Work instructions: Edit the material below by swapping "Faith and Riches" for "Faith and Wealth", and give back every line with nothing else changed.
start The input
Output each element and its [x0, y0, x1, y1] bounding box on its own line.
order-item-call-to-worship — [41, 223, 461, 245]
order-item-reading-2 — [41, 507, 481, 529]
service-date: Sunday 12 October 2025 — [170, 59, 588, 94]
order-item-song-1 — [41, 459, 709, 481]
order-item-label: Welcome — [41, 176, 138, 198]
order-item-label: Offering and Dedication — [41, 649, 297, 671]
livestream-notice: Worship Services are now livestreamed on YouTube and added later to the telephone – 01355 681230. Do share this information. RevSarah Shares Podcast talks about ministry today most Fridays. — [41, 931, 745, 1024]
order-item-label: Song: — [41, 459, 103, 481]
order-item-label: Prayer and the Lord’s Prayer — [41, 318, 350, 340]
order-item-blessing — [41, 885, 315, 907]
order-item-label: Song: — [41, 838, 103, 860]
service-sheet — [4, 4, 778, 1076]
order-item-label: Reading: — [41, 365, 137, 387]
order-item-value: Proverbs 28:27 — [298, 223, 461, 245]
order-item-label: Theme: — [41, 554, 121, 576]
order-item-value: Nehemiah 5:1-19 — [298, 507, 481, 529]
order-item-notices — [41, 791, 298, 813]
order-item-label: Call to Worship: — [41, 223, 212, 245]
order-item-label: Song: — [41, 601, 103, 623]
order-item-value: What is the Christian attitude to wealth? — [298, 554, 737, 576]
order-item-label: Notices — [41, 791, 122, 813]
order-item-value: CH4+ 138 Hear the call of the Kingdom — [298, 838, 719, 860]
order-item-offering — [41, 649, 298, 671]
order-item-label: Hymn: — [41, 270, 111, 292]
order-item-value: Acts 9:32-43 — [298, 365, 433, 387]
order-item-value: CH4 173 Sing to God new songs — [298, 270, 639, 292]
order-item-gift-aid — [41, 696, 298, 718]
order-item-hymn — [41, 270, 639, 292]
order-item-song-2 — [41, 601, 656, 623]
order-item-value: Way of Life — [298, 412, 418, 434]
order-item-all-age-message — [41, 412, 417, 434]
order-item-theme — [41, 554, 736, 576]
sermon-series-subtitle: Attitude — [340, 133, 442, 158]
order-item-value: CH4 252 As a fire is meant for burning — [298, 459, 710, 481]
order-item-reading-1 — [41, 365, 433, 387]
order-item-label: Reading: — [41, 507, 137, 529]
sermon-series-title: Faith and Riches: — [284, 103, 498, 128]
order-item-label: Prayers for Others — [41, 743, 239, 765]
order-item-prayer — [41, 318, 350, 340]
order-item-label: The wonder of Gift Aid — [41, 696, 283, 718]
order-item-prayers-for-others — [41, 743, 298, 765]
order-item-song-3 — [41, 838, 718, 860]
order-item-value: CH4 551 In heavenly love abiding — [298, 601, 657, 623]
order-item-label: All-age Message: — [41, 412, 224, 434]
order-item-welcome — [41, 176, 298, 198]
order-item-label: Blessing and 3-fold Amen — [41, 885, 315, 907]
end The input
The output:
Output each element and its [x0, y0, x1, y1] bounding box on its own line.
order-item-call-to-worship — [41, 223, 461, 245]
order-item-reading-2 — [41, 507, 481, 529]
service-date: Sunday 12 October 2025 — [170, 59, 588, 94]
order-item-song-1 — [41, 459, 709, 481]
order-item-label: Welcome — [41, 176, 138, 198]
order-item-label: Offering and Dedication — [41, 649, 297, 671]
livestream-notice: Worship Services are now livestreamed on YouTube and added later to the telephone – 01355 681230. Do share this information. RevSarah Shares Podcast talks about ministry today most Fridays. — [41, 931, 745, 1024]
order-item-label: Song: — [41, 459, 103, 481]
order-item-label: Prayer and the Lord’s Prayer — [41, 318, 350, 340]
order-item-blessing — [41, 885, 315, 907]
order-item-label: Song: — [41, 838, 103, 860]
service-sheet — [4, 4, 778, 1076]
order-item-label: Reading: — [41, 365, 137, 387]
order-item-value: Proverbs 28:27 — [298, 223, 461, 245]
order-item-label: Theme: — [41, 554, 121, 576]
order-item-value: Nehemiah 5:1-19 — [298, 507, 481, 529]
order-item-notices — [41, 791, 298, 813]
order-item-label: Call to Worship: — [41, 223, 212, 245]
order-item-label: Song: — [41, 601, 103, 623]
order-item-value: What is the Christian attitude to wealth? — [298, 554, 737, 576]
order-item-label: Notices — [41, 791, 122, 813]
order-item-value: CH4+ 138 Hear the call of the Kingdom — [298, 838, 719, 860]
order-item-offering — [41, 649, 298, 671]
order-item-label: Hymn: — [41, 270, 111, 292]
order-item-value: Acts 9:32-43 — [298, 365, 433, 387]
order-item-value: CH4 173 Sing to God new songs — [298, 270, 639, 292]
order-item-gift-aid — [41, 696, 298, 718]
order-item-hymn — [41, 270, 639, 292]
order-item-song-2 — [41, 601, 656, 623]
order-item-value: Way of Life — [298, 412, 418, 434]
order-item-all-age-message — [41, 412, 417, 434]
order-item-theme — [41, 554, 736, 576]
sermon-series-subtitle: Attitude — [340, 133, 442, 158]
order-item-value: CH4 252 As a fire is meant for burning — [298, 459, 710, 481]
order-item-reading-1 — [41, 365, 433, 387]
order-item-label: Reading: — [41, 507, 137, 529]
sermon-series-title: Faith and Wealth: — [284, 103, 498, 128]
order-item-label: Prayers for Others — [41, 743, 239, 765]
order-item-prayer — [41, 318, 350, 340]
order-item-label: The wonder of Gift Aid — [41, 696, 283, 718]
order-item-prayers-for-others — [41, 743, 298, 765]
order-item-song-3 — [41, 838, 718, 860]
order-item-value: CH4 551 In heavenly love abiding — [298, 601, 657, 623]
order-item-label: All-age Message: — [41, 412, 224, 434]
order-item-welcome — [41, 176, 298, 198]
order-item-label: Blessing and 3-fold Amen — [41, 885, 315, 907]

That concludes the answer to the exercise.